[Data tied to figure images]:
##########

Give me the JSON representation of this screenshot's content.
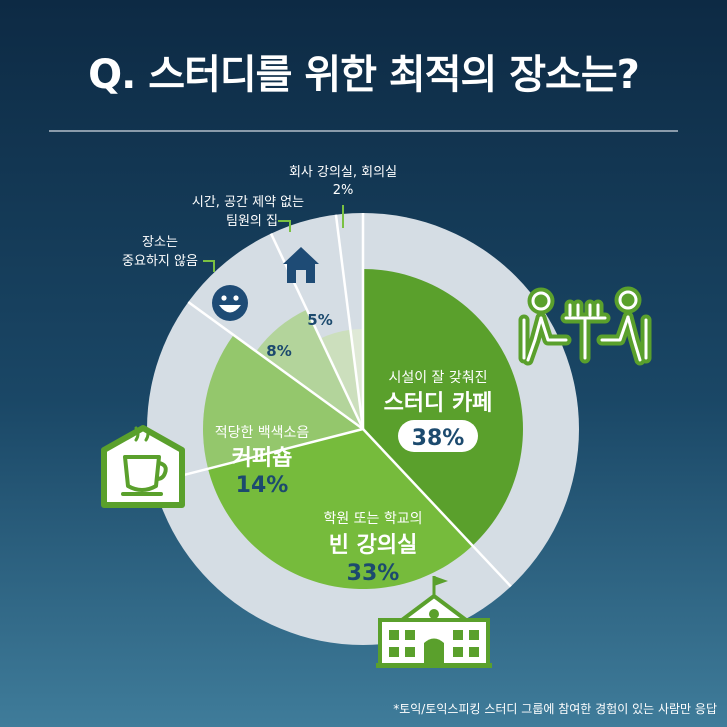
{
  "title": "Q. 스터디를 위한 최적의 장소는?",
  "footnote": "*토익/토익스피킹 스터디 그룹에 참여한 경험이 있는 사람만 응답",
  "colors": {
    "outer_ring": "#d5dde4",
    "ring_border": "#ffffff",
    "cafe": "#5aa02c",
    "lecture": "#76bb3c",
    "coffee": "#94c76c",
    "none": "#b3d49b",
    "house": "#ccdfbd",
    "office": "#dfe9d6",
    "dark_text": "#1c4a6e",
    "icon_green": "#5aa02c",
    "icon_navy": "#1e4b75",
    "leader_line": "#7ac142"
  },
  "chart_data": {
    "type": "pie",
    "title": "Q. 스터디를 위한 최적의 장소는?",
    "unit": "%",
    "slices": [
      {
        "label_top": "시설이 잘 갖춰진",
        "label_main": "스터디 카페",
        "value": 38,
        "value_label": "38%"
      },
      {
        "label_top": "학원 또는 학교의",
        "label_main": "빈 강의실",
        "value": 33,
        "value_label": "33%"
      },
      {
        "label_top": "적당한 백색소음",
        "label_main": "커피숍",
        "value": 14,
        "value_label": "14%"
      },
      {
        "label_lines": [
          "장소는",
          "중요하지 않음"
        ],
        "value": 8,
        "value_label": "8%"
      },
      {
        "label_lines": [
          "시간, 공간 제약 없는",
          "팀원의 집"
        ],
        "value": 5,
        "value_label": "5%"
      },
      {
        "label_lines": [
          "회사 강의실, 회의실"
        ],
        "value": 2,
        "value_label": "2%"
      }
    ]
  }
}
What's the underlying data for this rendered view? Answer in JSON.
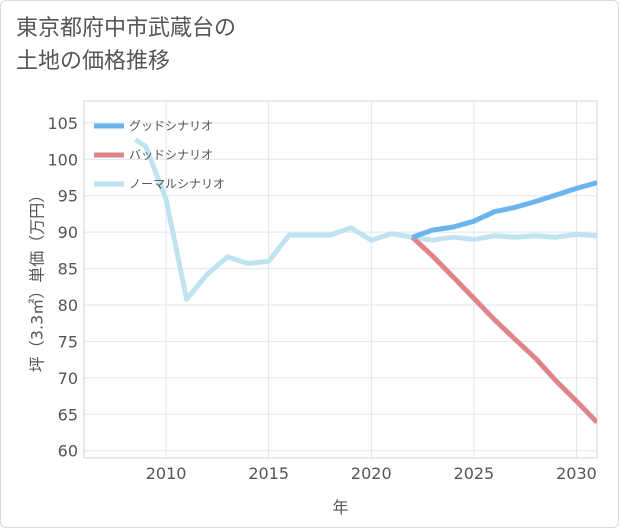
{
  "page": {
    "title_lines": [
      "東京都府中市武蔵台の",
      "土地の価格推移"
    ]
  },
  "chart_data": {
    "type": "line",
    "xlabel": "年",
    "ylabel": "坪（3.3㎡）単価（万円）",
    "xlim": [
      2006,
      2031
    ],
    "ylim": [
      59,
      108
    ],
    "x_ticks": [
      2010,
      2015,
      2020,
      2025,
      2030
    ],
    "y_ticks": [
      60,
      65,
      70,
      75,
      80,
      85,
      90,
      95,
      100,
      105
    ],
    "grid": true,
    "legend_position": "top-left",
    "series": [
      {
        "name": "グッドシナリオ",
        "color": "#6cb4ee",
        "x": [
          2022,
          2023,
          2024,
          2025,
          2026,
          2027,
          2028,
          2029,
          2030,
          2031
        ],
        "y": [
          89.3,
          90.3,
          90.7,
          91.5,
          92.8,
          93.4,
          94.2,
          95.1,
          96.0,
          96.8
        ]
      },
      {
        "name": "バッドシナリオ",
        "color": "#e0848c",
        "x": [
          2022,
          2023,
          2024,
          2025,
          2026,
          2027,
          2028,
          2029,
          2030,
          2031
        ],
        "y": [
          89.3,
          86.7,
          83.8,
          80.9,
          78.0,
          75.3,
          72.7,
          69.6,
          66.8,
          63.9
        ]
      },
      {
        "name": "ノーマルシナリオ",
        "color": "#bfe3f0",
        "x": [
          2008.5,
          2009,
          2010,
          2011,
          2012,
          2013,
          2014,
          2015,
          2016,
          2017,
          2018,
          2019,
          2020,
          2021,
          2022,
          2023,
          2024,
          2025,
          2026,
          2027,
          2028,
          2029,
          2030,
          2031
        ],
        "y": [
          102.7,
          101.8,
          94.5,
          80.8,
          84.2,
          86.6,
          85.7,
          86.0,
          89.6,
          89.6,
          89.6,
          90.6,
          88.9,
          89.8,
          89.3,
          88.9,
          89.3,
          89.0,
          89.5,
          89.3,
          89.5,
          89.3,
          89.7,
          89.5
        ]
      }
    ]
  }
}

##########

[Problem]: Every line is to be duplicated exactly, though pictures stay out.

[Solution for this task]:
Give me the JSON representation of this screenshot's content.
{
  "title": "Q. 스터디를 위한 최적의 장소는?",
  "footnote": "*토익/토익스피킹 스터디 그룹에 참여한 경험이 있는 사람만 응답",
  "colors": {
    "outer_ring": "#d5dde4",
    "ring_border": "#ffffff",
    "cafe": "#5aa02c",
    "lecture": "#76bb3c",
    "coffee": "#94c76c",
    "none": "#b3d49b",
    "house": "#ccdfbd",
    "office": "#dfe9d6",
    "dark_text": "#1c4a6e",
    "icon_green": "#5aa02c",
    "icon_navy": "#1e4b75",
    "leader_line": "#7ac142"
  },
  "chart_data": {
    "type": "pie",
    "title": "Q. 스터디를 위한 최적의 장소는?",
    "unit": "%",
    "slices": [
      {
        "label_top": "시설이 잘 갖춰진",
        "label_main": "스터디 카페",
        "value": 38,
        "value_label": "38%"
      },
      {
        "label_top": "학원 또는 학교의",
        "label_main": "빈 강의실",
        "value": 33,
        "value_label": "33%"
      },
      {
        "label_top": "적당한 백색소음",
        "label_main": "커피숍",
        "value": 14,
        "value_label": "14%"
      },
      {
        "label_lines": [
          "장소는",
          "중요하지 않음"
        ],
        "value": 8,
        "value_label": "8%"
      },
      {
        "label_lines": [
          "시간, 공간 제약 없는",
          "팀원의 집"
        ],
        "value": 5,
        "value_label": "5%"
      },
      {
        "label_lines": [
          "회사 강의실, 회의실"
        ],
        "value": 2,
        "value_label": "2%"
      }
    ]
  }
}
What's the underlying data for this rendered view? Answer in JSON.
{
  "page": {
    "title_lines": [
      "東京都府中市武蔵台の",
      "土地の価格推移"
    ]
  },
  "chart_data": {
    "type": "line",
    "xlabel": "年",
    "ylabel": "坪（3.3㎡）単価（万円）",
    "xlim": [
      2006,
      2031
    ],
    "ylim": [
      59,
      108
    ],
    "x_ticks": [
      2010,
      2015,
      2020,
      2025,
      2030
    ],
    "y_ticks": [
      60,
      65,
      70,
      75,
      80,
      85,
      90,
      95,
      100,
      105
    ],
    "grid": true,
    "legend_position": "top-left",
    "series": [
      {
        "name": "グッドシナリオ",
        "color": "#6cb4ee",
        "x": [
          2022,
          2023,
          2024,
          2025,
          2026,
          2027,
          2028,
          2029,
          2030,
          2031
        ],
        "y": [
          89.3,
          90.3,
          90.7,
          91.5,
          92.8,
          93.4,
          94.2,
          95.1,
          96.0,
          96.8
        ]
      },
      {
        "name": "バッドシナリオ",
        "color": "#e0848c",
        "x": [
          2022,
          2023,
          2024,
          2025,
          2026,
          2027,
          2028,
          2029,
          2030,
          2031
        ],
        "y": [
          89.3,
          86.7,
          83.8,
          80.9,
          78.0,
          75.3,
          72.7,
          69.6,
          66.8,
          63.9
        ]
      },
      {
        "name": "ノーマルシナリオ",
        "color": "#bfe3f0",
        "x": [
          2008.5,
          2009,
          2010,
          2011,
          2012,
          2013,
          2014,
          2015,
          2016,
          2017,
          2018,
          2019,
          2020,
          2021,
          2022,
          2023,
          2024,
          2025,
          2026,
          2027,
          2028,
          2029,
          2030,
          2031
        ],
        "y": [
          102.7,
          101.8,
          94.5,
          80.8,
          84.2,
          86.6,
          85.7,
          86.0,
          89.6,
          89.6,
          89.6,
          90.6,
          88.9,
          89.8,
          89.3,
          88.9,
          89.3,
          89.0,
          89.5,
          89.3,
          89.5,
          89.3,
          89.7,
          89.5
        ]
      }
    ]
  }
}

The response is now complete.